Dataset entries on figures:
^^^^^^^^

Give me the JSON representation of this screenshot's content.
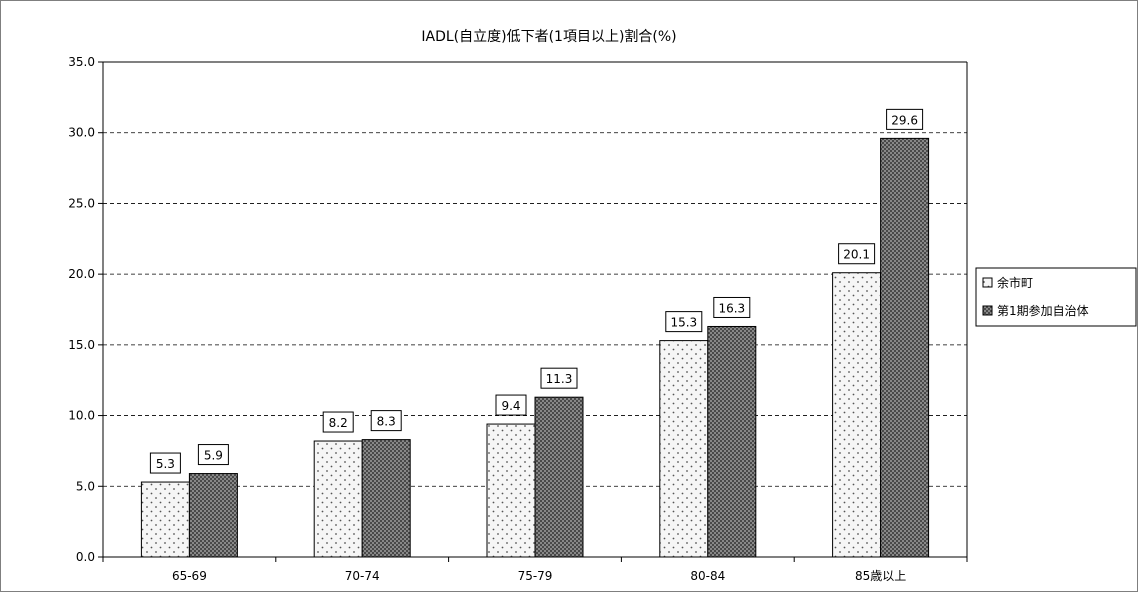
{
  "chart_data": {
    "type": "bar",
    "title": "IADL(自立度)低下者(1項目以上)割合(%)",
    "xlabel": "",
    "ylabel": "",
    "categories": [
      "65-69",
      "70-74",
      "75-79",
      "80-84",
      "85歳以上"
    ],
    "series": [
      {
        "name": "余市町",
        "values": [
          5.3,
          8.2,
          9.4,
          15.3,
          20.1
        ],
        "pattern": "dots"
      },
      {
        "name": "第1期参加自治体",
        "values": [
          5.9,
          8.3,
          11.3,
          16.3,
          29.6
        ],
        "pattern": "crosshatch"
      }
    ],
    "ylim": [
      0,
      35
    ],
    "yticks": [
      "0.0",
      "5.0",
      "10.0",
      "15.0",
      "20.0",
      "25.0",
      "30.0",
      "35.0"
    ],
    "grid": true,
    "legend_position": "right",
    "colors": {
      "series1_fill": "#f4f4f4",
      "series2_fill": "#8c8c8c",
      "outline": "#000000",
      "grid": "#000000"
    }
  }
}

^^^^^^^^

→ **Aim of the task**
Repeat the records above verbatim, with no pictures in the result.

→ **Result below**
Give me the JSON representation of this screenshot's content.
{
  "chart_data": {
    "type": "bar",
    "title": "IADL(自立度)低下者(1項目以上)割合(%)",
    "xlabel": "",
    "ylabel": "",
    "categories": [
      "65-69",
      "70-74",
      "75-79",
      "80-84",
      "85歳以上"
    ],
    "series": [
      {
        "name": "余市町",
        "values": [
          5.3,
          8.2,
          9.4,
          15.3,
          20.1
        ],
        "pattern": "dots"
      },
      {
        "name": "第1期参加自治体",
        "values": [
          5.9,
          8.3,
          11.3,
          16.3,
          29.6
        ],
        "pattern": "crosshatch"
      }
    ],
    "ylim": [
      0,
      35
    ],
    "yticks": [
      "0.0",
      "5.0",
      "10.0",
      "15.0",
      "20.0",
      "25.0",
      "30.0",
      "35.0"
    ],
    "grid": true,
    "legend_position": "right",
    "colors": {
      "series1_fill": "#f4f4f4",
      "series2_fill": "#8c8c8c",
      "outline": "#000000",
      "grid": "#000000"
    }
  }
}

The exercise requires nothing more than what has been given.